• **The task**: Give only the number of lines in the listing below where the string "dans" occurs.

※

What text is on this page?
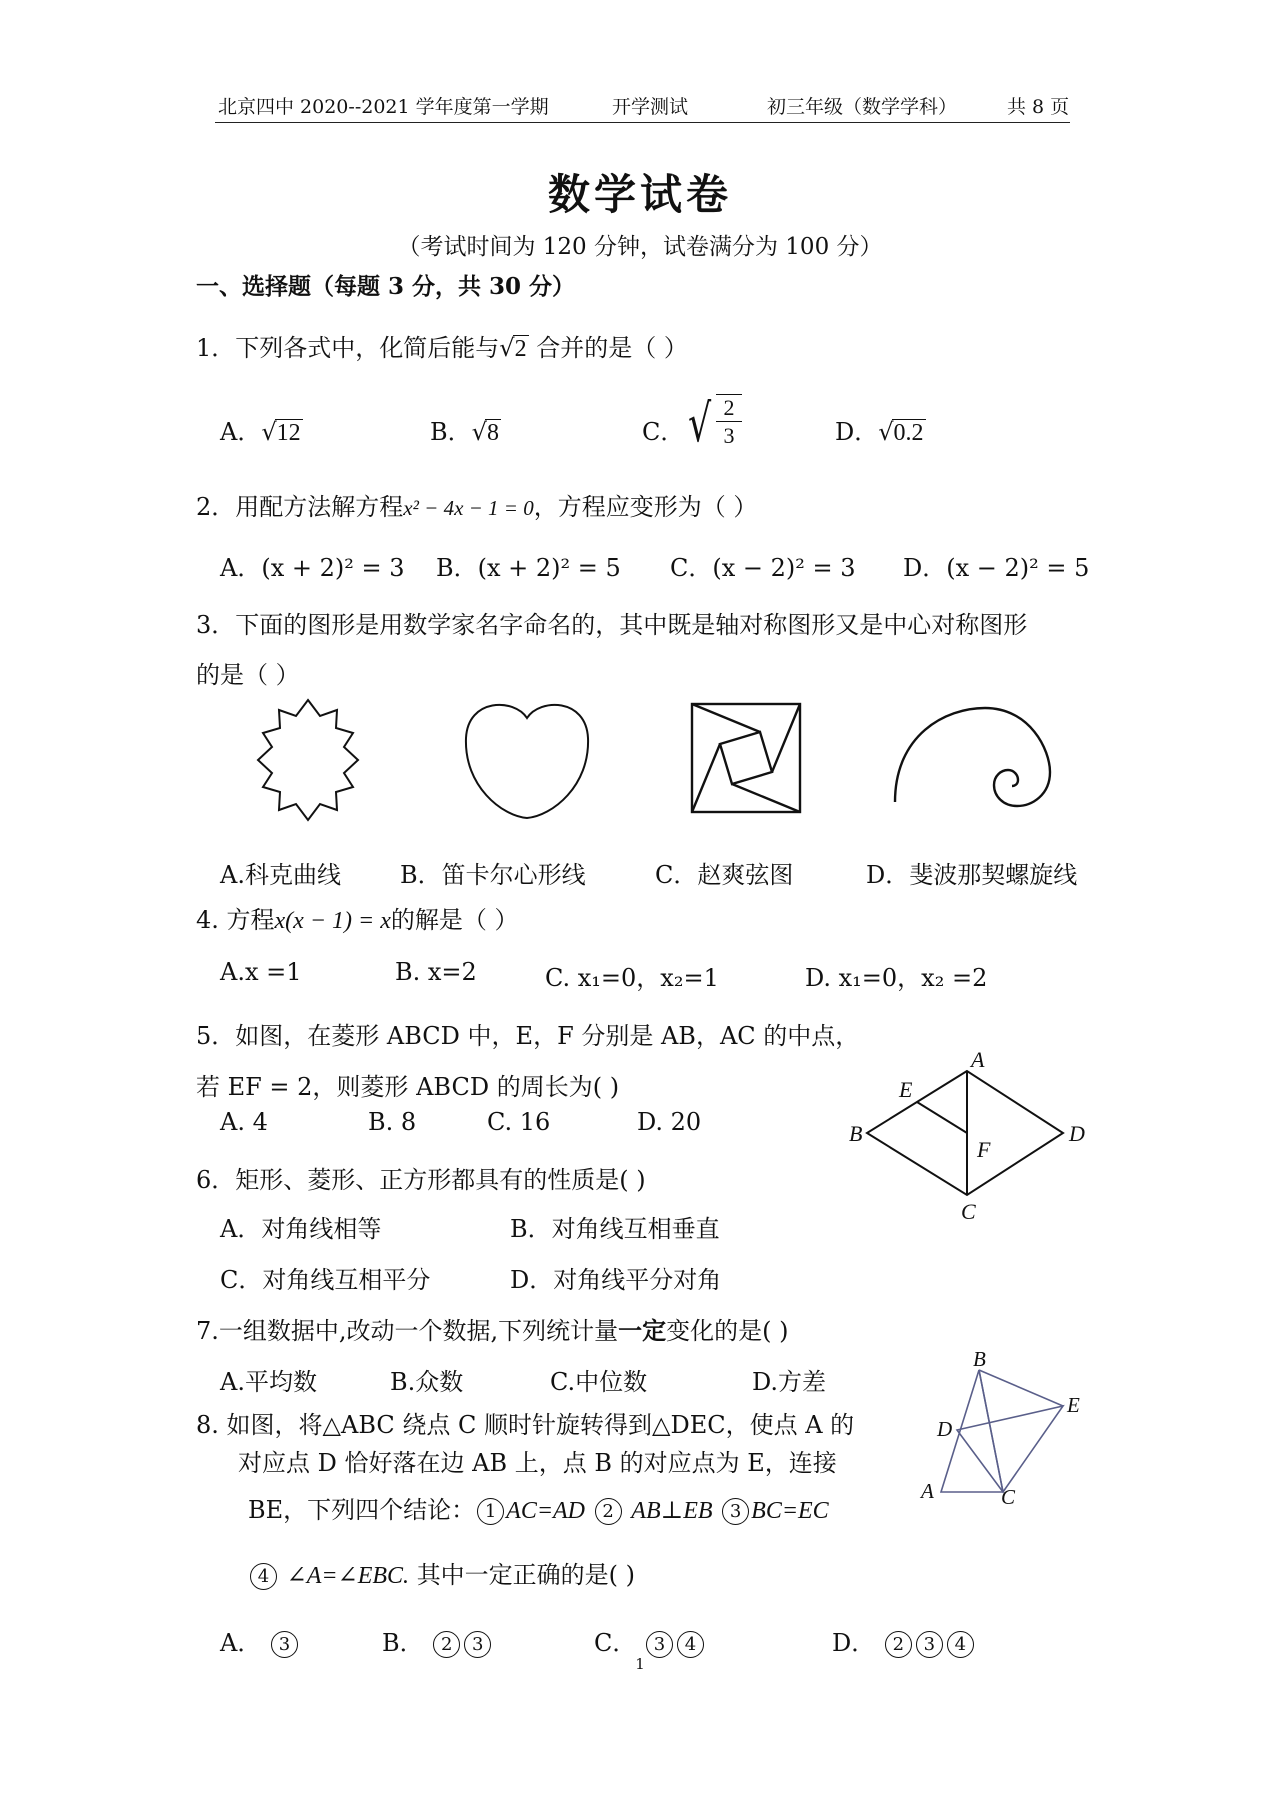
北京四中 2020--2021 学年度第一学期	开学测试	初三年级（数学学科）	共 8 页
数学试卷
（考试时间为 120 分钟，试卷满分为 100 分）
一、选择题（每题 3 分，共 30 分）
1．下列各式中，化简后能与√2 合并的是（ ）
A．√12	B．√8	C． √ $\frac{2}{3}$	D．√0.2
2．用配方法解方程x² − 4x − 1 = 0，方程应变形为（ ）
A．(x + 2)² = 3 B．(x + 2)² = 5 C．(x − 2)² = 3 D．(x − 2)² = 5
3．下面的图形是用数学家名字命名的，其中既是轴对称图形又是中心对称图形
的是（ ）
A.科克曲线 B．笛卡尔心形线	C．赵爽弦图	D．斐波那契螺旋线
4. 方程x(x − 1) = x的解是（ ）
A.x =1	B. x=2	C. x₁=0，x₂=1	D. x₁=0，x₂ =2
5．如图，在菱形 ABCD 中，E，F 分别是 AB，AC 的中点，
若 EF = 2，则菱形 ABCD 的周长为( )
A. 4	B. 8	C. 16	D. 20
A
B
C
D
E
F
6．矩形、菱形、正方形都具有的性质是( )
A．对角线相等	B．对角线互相垂直
C．对角线互相平分	D．对角线平分对角
7.一组数据中,改动一个数据,下列统计量一定变化的是( )
A.平均数	B.众数	C.中位数	D.方差
8. 如图，将△ABC 绕点 C 顺时针旋转得到△DEC，使点 A 的
对应点 D 恰好落在边 AB 上，点 B 的对应点为 E，连接
BE，下列四个结论： 1 AC=AD 2 AB⊥EB 3 BC=EC
4 ∠A=∠EBC. 其中一定正确的是( )
B
E
D
A	C
A． 3	B． 2 3	C． 3 4	D． 2 3 4
1
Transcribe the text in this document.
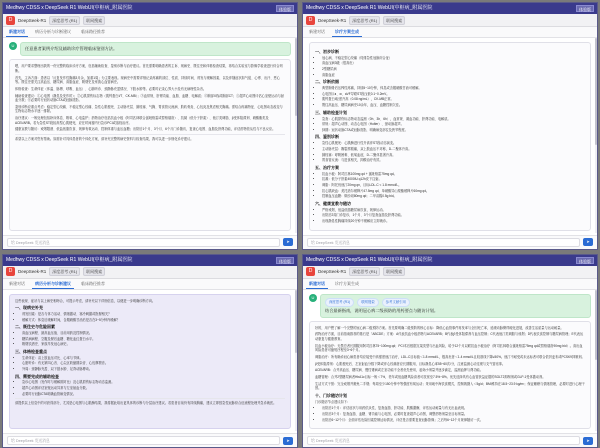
Medhwy CDSS x DeepSeek R1 WebUI(中枢病_附属医院	体验版
D	DeepSeek-R1	深度思考 (R1)	联网搜索
新建对话	病历分析与诊断建议	临床路径推荐
U
任意患者案例介绍及辅助诊疗管理临床鉴别方法。

嗯，用户要求整理出我的一份完整的临床诊疗方案，包括辅助检查、鉴别诊断与治疗建议。首先需要明确患者的主诉、现病史、既往史和体格检查结果，再结合实验室与影像学检查进行综合判断。

首先，主诉方面：患者以「反复发作性胸痛3月余，加重1周」为主要表现。现病史中需要详细记录疼痛的部位、性质、持续时间、诱发与缓解因素，以及伴随症状如气促、心悸、出汗、恶心等。既往史需关注高血压、糖尿病、高脂血症、吸烟史及家族心血管病史。

体格检查：生命体征（体温、脉搏、呼吸、血压）、心肺听诊、颈静脉充盈情况、下肢水肿等。必要时记录心界大小及有无病理性杂音。

辅助检查建议：①心电图（静息及发作时）；②心肌损伤标志物（肌钙蛋白I/T、CK-MB）；③血常规、肝肾功能、血脂、血糖、电解质；④胸部X线或胸部CT；⑤超声心动图评估心室壁运动与射血分数；⑥必要时行冠状动脉CTA或冠脉造影。

鉴别诊断应重点考虑：稳定型心绞痛、不稳定型心绞痛、急性心肌梗死、主动脉夹层、肺栓塞、气胸、胃食管反流病、肋软骨炎、心包炎及焦虑相关胸痛。需结合疼痛特征、心电图动态改变与生物标志物水平逐一排除。

治疗建议：一般处理包括卧床休息、吸氧、心电监护；药物治疗包括抗血小板（阿司匹林联合氯吡格雷或替格瑞洛）、抗凝（低分子肝素）、他汀类调脂、β受体阻滞剂、硝酸酯类及ACEI/ARB。若为急性ST段抬高型心肌梗死，应在时间窗内行急诊PCI或溶栓治疗。

健康宣教与随访：戒烟限酒、低盐低脂饮食、规律有氧运动、控制体重与血压血糖；出院后1个月、3个月、6个月门诊随访，复查心电图、血脂及肝肾功能，评估药物依从性与不良反应。

希望以上方案对您有帮助。如需针对具体患者的个体化方案，请补充完整的病史资料与检查结果，我可以进一步细化诊疗建议。

给 DeepSeek 发送消息	➤
Medhwy CDSS x DeepSeek R1 WebUI(中枢病_附属医院	体验版
D	DeepSeek-R1	深度思考 (R1)	联网搜索
新建对话	诊疗方案生成
一、初步诊断
• 冠心病，不稳定型心绞痛（待排急性冠脉综合征）
• 高血压病3级（很高危）
• 2型糖尿病
• 高脂血症
二、诊断依据
• 典型胸骨后压榨性疼痛，持续5~10分钟，休息或含服硝酸甘油可缓解。
• 心电图示Ⅱ、Ⅲ、aVF导联ST段压低0.1~0.2mV。
• 肌钙蛋白I轻度升高（0.08 ng/mL），CK-MB正常。
• 既往高血压、糖尿病病史10余年，血压、血糖控制欠佳。
三、辅助检查计划
• 急查：心肌损伤标志物动态监测（0h、3h、6h），血常规、凝血功能、肝肾功能、电解质。
• 常规：超声心动图、动态心电图（Holter）、颈动脉超声。
• 择期：冠状动脉CTA或冠脉造影，明确病变部位及狭窄程度。
四、鉴别诊断
• 急性心肌梗死：心肌酶进行性升高伴ST段动态演变。
• 主动脉夹层：撕裂样剧痛，双上肢血压不对称，D-二聚体升高。
• 肺栓塞：呼吸困难、低氧血症，D-二聚体显著升高。
• 胃食管反流：与进食相关，抑酸治疗有效。
五、治疗方案
• 抗血小板：阿司匹林100mg qd + 氯吡格雷75mg qd。
• 抗凝：低分子肝素4000IU q12h皮下注射。
• 调脂：阿托伐他汀20mg qn，目标LDL-C < 1.8 mmol/L。
• 抗心肌缺血：美托洛尔缓释片47.5mg qd，单硝酸异山梨酯缓释片60mg qd。
• 控制血压血糖：缬沙坦80mg qd；二甲双胍0.5g bid。
六、健康宣教与随访
• 严格戒烟，低盐低脂糖尿病饮食，规律运动。
• 出院后2周门诊复诊，1个月、3个月复查血脂及肝肾功能。
• 出现静息性胸痛持续20分钟不缓解应立即就诊。
给 DeepSeek 发送消息	➤
Medhwy CDSS x DeepSeek R1 WebUI(中枢病_附属医院	体验版
D	DeepSeek-R1	深度思考 (R1)	联网搜索
新建对话	病历分析与诊断建议	临床路径推荐

这些表现、症状与以上病史相吻合，可提示考虑，请补充以下详细信息，以便进一步明确诊断方向。

一、现病史补充
• 诱发因素：是否与体力活动、情绪激动、寒冷刺激或饱餐相关？
• 缓解方式：休息后缓解时间，含服硝酸甘油后是否在3~5分钟内缓解？
二、既往史与危险因素
• 高血压病程、最高血压值、目前用药及控制情况。
• 糖尿病病程、空腹及餐后血糖、糖化血红蛋白水平。
• 吸烟饮酒史、家族早发冠心病史。
三、体格检查重点
• 生命体征：双上肢血压对比、心率与节律。
• 心脏听诊：有无第四心音、心尖区收缩期杂音、心包摩擦音。
• 外周：颈静脉充盈、双下肢水肿、足背动脉搏动。
四、需要完成的辅助检查
• 急诊心电图（发作时与缓解期对比）及心肌损伤标志物动态监测。
• 超声心动图评估室壁运动异常与左室射血分数。
• 必要时行冠脉CTA明确血管病变情况。

请提供以上信息中的可获得部分，尤其是心电图与心肌酶结果，我将据此给出更具体的诊断与分层治疗建议。若患者目前仍有持续胸痛，建议立即按急性冠脉综合征流程处理并急诊就医。

给 DeepSeek 发送消息	➤
Medhwy CDSS x DeepSeek R1 WebUI(中枢病_附属医院	体验版
D	DeepSeek-R1	深度思考 (R1)	联网搜索
新建对话	诊疗方案生成
U
深度思考 (R1)	联网搜索	参考文献引用
结合最新指南，说明冠心病二级预防的用药要点与随访计划。

好的，用户想了解一个完整的冠心病二级预防方案。首先要明确二级预防的核心目标：降低心血管事件再发率与全因死亡率，延缓动脉粥样硬化进展，改善生活质量与运动耐量。

药物治疗方面，目前指南推荐的基石是「ABCDE」方案：A代表抗血小板药物与ACEI/ARB；B代表β受体阻滞剂与血压控制；C代表他汀类调脂与戒烟；D代表饮食控制与糖尿病管理；E代表运动康复与健康教育。

抗血小板治疗：无禁忌者长期服用阿司匹林75~100mg qd；PCI术后根据支架类型与出血风险，给予12个月双联抗血小板治疗（阿司匹林联合氯吡格雷75mg qd或替格瑞洛90mg bid）。高出血风险患者可缩短疗程至3~6个月。

调脂治疗：所有确诊冠心病患者均应接受中高强度他汀治疗，LDL-C目标值＜1.8 mmol/L，极高危者＜1.4 mmol/L且较基线下降≥50%。他汀不耐受或未达标者可联合依折麦布或PCSK9抑制剂。

β受体阻滞剂：心肌梗死后、左室射血分数下降或伴心绞痛者应长期服用，目标静息心率55~60次/分，注意监测心动过缓与支气管痉挛。

ACEI/ARB：合并高血压、糖尿病、慢性肾病或左室功能不全者优先使用，起始小剂量并逐步滴定，监测血钾与肾功能。

血糖管理：合并2型糖尿病者HbA1c目标一般＜7%，老年或低血糖风险高者可放宽至7.5%~8%。优先选择具有心血管获益证据的SGLT2抑制剂或GLP-1受体激动剂。

生活方式干预：完全戒烟并避免二手烟；每周至少150分钟中等强度有氧运动；采用地中海饮食模式，控制钠摄入＜5g/d；BMI维持在18.5~23.9 kg/m²；保证睡眠与情绪管理，必要时进行心理干预。

十、门诊随访计划

门诊随访节点建议如下：

• 出院后1个月：评估症状与用药依从性，复查血脂、肝功能、肌酸激酶，评估运动耐量与有无出血表现。
• 出院后3个月：复查血脂、血糖、肾功能与心电图，必要时复查超声心动图，调整药物剂量至目标剂量。
• 出院后6~12个月：全面评估危险因素控制达标情况，评估是否需要复查冠脉影像；之后每6~12个月规律随访一次。
给 DeepSeek 发送消息	➤
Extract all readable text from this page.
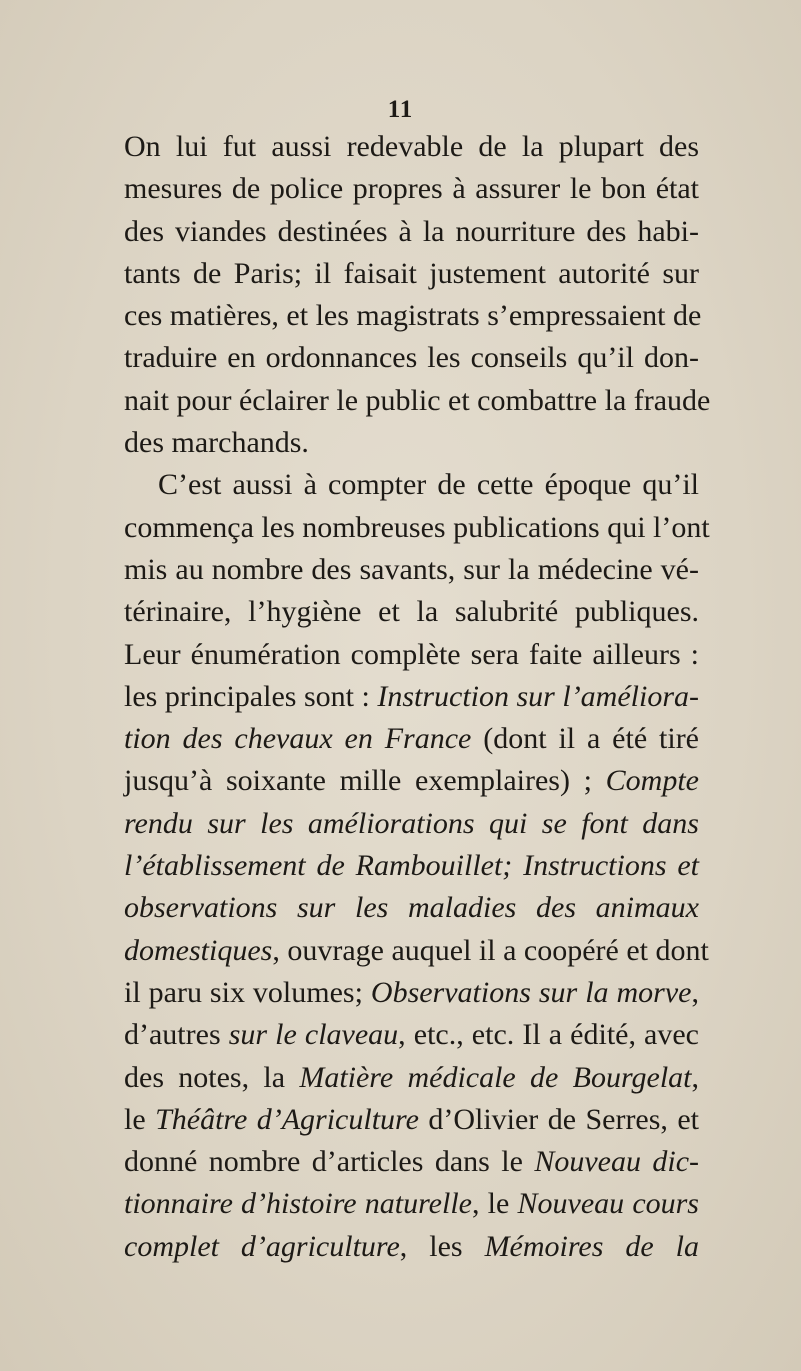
11
On lui fut aussi redevable de la plupart des
mesures de police propres à assurer le bon état
des viandes destinées à la nourriture des habi-
tants de Paris; il faisait justement autorité sur
ces matières, et les magistrats s’empressaient de
traduire en ordonnances les conseils qu’il don-
nait pour éclairer le public et combattre la fraude
des marchands.
C’est aussi à compter de cette époque qu’il
commença les nombreuses publications qui l’ont
mis au nombre des savants, sur la médecine vé-
térinaire, l’hygiène et la salubrité publiques.
Leur énumération complète sera faite ailleurs :
les principales sont : Instruction sur l’améliora-
tion des chevaux en France (dont il a été tiré
jusqu’à soixante mille exemplaires) ; Compte
rendu sur les améliorations qui se font dans
l’établissement de Rambouillet; Instructions et
observations sur les maladies des animaux
domestiques, ouvrage auquel il a coopéré et dont
il paru six volumes; Observations sur la morve,
d’autres sur le claveau, etc., etc. Il a édité, avec
des notes, la Matière médicale de Bourgelat,
le Théâtre d’Agriculture d’Olivier de Serres, et
donné nombre d’articles dans le Nouveau dic-
tionnaire d’histoire naturelle, le Nouveau cours
complet d’agriculture, les Mémoires de la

※

• **Response to this exercise**: 2